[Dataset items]
'''
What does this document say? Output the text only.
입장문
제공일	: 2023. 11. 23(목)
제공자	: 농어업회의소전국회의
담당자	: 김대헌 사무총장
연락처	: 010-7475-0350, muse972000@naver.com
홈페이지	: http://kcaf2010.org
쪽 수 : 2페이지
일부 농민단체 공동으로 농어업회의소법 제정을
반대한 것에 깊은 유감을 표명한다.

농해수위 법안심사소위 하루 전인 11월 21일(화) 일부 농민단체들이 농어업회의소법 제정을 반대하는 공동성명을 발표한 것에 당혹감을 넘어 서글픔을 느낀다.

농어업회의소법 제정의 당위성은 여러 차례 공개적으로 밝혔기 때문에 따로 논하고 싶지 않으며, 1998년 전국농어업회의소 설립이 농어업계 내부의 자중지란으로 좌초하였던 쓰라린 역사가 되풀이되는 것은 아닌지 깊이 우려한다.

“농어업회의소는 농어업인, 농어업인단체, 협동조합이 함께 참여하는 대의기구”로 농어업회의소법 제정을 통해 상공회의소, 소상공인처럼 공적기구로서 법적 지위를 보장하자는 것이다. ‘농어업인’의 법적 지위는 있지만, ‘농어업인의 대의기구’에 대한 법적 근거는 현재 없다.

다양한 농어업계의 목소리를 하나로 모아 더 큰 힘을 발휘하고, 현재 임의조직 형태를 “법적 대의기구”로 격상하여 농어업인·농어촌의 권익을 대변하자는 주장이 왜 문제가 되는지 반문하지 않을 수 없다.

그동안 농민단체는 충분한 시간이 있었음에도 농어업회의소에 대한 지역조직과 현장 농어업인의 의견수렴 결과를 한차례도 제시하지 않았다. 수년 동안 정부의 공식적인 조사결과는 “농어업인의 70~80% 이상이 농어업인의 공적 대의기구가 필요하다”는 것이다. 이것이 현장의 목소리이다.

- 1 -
'''
Your goal: What is needed here is an exact reproduction of all the entries.

Worked solution:
What does this document say? Output the text only.
입장문
제공일	: 2023. 11. 23(목)
제공자	: 농어업회의소전국회의
담당자	: 김대헌 사무총장
연락처	: 010-7475-0350, muse972000@naver.com
홈페이지	: http://kcaf2010.org
쪽 수 : 2페이지
일부 농민단체 공동으로 농어업회의소법 제정을
반대한 것에 깊은 유감을 표명한다.

농해수위 법안심사소위 하루 전인 11월 21일(화) 일부 농민단체들이 농어업회의소법 제정을 반대하는 공동성명을 발표한 것에 당혹감을 넘어 서글픔을 느낀다.

농어업회의소법 제정의 당위성은 여러 차례 공개적으로 밝혔기 때문에 따로 논하고 싶지 않으며, 1998년 전국농어업회의소 설립이 농어업계 내부의 자중지란으로 좌초하였던 쓰라린 역사가 되풀이되는 것은 아닌지 깊이 우려한다.

“농어업회의소는 농어업인, 농어업인단체, 협동조합이 함께 참여하는 대의기구”로 농어업회의소법 제정을 통해 상공회의소, 소상공인처럼 공적기구로서 법적 지위를 보장하자는 것이다. ‘농어업인’의 법적 지위는 있지만, ‘농어업인의 대의기구’에 대한 법적 근거는 현재 없다.

다양한 농어업계의 목소리를 하나로 모아 더 큰 힘을 발휘하고, 현재 임의조직 형태를 “법적 대의기구”로 격상하여 농어업인·농어촌의 권익을 대변하자는 주장이 왜 문제가 되는지 반문하지 않을 수 없다.

그동안 농민단체는 충분한 시간이 있었음에도 농어업회의소에 대한 지역조직과 현장 농어업인의 의견수렴 결과를 한차례도 제시하지 않았다. 수년 동안 정부의 공식적인 조사결과는 “농어업인의 70~80% 이상이 농어업인의 공적 대의기구가 필요하다”는 것이다. 이것이 현장의 목소리이다.

- 1 -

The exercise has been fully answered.